Task objective
In the listing below, find each line with the string "genommen" and return it.

____

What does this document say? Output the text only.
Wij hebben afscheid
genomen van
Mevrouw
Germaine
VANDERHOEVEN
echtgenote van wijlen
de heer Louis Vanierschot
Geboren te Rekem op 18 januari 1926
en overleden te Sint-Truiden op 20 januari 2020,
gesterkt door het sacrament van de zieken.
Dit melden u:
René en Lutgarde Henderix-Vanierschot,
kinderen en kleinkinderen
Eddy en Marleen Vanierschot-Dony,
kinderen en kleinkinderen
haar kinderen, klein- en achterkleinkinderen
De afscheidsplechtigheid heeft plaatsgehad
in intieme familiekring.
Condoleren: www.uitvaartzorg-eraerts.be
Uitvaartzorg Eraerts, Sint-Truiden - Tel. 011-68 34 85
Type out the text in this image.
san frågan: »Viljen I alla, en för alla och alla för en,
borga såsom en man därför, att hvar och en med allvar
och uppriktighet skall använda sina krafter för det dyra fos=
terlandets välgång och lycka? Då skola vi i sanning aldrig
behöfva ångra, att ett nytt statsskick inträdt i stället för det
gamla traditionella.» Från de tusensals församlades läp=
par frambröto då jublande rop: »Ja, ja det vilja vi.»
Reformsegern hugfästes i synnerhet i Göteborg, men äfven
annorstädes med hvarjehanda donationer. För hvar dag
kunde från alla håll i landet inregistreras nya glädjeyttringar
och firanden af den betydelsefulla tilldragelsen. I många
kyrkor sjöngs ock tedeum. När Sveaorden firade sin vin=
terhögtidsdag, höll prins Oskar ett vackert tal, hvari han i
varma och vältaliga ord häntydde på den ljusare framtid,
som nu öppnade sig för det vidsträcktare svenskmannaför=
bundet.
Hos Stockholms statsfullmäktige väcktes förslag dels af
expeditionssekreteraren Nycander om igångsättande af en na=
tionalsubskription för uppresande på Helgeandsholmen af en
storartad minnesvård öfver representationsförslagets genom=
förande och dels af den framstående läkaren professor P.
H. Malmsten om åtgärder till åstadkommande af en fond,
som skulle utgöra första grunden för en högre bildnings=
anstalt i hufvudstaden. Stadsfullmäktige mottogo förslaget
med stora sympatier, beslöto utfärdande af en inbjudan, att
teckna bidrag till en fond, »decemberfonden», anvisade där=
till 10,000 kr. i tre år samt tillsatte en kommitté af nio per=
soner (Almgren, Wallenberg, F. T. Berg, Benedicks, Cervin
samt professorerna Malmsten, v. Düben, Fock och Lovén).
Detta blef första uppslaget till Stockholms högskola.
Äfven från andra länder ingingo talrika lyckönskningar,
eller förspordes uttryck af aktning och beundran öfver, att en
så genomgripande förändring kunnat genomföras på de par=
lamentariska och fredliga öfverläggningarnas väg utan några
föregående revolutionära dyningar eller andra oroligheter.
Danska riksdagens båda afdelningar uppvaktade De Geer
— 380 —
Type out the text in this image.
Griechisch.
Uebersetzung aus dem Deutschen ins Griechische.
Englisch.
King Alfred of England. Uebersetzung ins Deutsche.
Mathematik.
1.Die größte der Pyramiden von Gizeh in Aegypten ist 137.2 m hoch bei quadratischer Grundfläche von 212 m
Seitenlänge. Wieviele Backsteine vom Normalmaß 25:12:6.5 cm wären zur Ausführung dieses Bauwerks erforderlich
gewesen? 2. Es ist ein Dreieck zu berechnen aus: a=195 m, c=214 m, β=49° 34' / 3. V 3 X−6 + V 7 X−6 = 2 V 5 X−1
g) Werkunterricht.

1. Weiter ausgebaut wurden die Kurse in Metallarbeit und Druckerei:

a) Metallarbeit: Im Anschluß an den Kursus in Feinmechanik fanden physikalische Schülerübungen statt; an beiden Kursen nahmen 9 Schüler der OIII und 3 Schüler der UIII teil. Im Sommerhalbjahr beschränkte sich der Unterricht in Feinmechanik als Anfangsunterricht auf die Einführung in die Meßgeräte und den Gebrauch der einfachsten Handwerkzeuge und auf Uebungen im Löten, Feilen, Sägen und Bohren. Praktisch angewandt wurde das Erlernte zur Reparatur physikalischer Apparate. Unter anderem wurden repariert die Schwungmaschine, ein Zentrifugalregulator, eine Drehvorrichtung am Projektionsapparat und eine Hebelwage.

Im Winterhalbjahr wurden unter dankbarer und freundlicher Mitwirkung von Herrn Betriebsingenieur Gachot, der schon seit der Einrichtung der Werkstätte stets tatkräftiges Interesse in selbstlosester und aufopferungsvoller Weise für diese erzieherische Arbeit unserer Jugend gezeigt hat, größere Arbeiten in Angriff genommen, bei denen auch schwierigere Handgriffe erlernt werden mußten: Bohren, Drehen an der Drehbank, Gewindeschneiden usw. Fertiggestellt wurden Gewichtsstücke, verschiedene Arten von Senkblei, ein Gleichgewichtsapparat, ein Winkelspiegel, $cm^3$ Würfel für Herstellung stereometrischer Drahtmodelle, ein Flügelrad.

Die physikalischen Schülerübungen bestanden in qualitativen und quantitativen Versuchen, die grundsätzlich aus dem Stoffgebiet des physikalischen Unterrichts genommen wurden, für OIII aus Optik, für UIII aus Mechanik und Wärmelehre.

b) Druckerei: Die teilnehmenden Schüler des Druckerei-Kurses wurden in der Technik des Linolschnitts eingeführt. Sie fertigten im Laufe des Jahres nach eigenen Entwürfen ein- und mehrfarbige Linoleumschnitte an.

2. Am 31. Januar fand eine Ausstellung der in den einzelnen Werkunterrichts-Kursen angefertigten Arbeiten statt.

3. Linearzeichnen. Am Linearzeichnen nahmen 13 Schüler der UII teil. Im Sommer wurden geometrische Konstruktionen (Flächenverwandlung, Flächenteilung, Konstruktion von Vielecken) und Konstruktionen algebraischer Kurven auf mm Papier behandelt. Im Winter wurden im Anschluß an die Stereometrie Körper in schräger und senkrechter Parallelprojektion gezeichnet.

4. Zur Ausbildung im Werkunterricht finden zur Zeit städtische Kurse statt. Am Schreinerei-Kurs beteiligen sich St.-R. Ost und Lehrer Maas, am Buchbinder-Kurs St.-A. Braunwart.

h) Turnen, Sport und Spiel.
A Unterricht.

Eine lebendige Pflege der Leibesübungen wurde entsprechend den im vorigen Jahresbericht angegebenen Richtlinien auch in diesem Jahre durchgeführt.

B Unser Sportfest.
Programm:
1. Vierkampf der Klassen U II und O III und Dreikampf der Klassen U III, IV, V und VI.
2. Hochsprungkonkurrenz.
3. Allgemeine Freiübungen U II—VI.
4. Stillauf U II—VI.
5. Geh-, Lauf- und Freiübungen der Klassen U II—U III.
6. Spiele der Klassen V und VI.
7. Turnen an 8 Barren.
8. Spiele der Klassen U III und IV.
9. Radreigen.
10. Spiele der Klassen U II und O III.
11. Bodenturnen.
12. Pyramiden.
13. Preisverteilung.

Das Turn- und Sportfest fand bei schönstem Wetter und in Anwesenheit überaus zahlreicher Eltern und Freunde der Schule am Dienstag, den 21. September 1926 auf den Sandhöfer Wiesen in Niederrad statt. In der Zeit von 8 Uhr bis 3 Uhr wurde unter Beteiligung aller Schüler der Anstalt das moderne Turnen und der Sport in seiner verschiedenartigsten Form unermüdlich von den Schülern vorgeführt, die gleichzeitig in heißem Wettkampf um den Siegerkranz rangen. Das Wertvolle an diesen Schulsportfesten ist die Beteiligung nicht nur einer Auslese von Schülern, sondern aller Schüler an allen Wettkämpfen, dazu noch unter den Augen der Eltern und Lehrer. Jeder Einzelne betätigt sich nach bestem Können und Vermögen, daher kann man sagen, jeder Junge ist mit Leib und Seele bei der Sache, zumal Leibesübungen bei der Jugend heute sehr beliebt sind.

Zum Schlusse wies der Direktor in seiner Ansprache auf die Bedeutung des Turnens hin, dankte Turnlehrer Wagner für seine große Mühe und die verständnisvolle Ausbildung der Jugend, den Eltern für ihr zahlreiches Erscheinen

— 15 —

____

Solution to this task
Im Winterhalbjahr wurden unter dankbarer und freundlicher Mitwirkung von Herrn Betriebsingenieur Gachot, der schon seit der Einrichtung der Werkstätte stets tatkräftiges Interesse in selbstlosester und aufopferungsvoller Weise für diese erzieherische Arbeit unserer Jugend gezeigt hat, größere Arbeiten in Angriff genommen, bei denen auch schwierigere Handgriffe erlernt werden mußten: Bohren, Drehen an der Drehbank, Gewindeschneiden usw. Fertiggestellt wurden Gewichtsstücke, verschiedene Arten von Senkblei, ein Gleichgewichtsapparat, ein Winkelspiegel, $cm^3$ Würfel für Herstellung stereometrischer Drahtmodelle, ein Flügelrad.
Die physikalischen Schülerübungen bestanden in qualitativen und quantitativen Versuchen, die grundsätzlich aus dem Stoffgebiet des physikalischen Unterrichts genommen wurden, für OIII aus Optik, für UIII aus Mechanik und Wärmelehre.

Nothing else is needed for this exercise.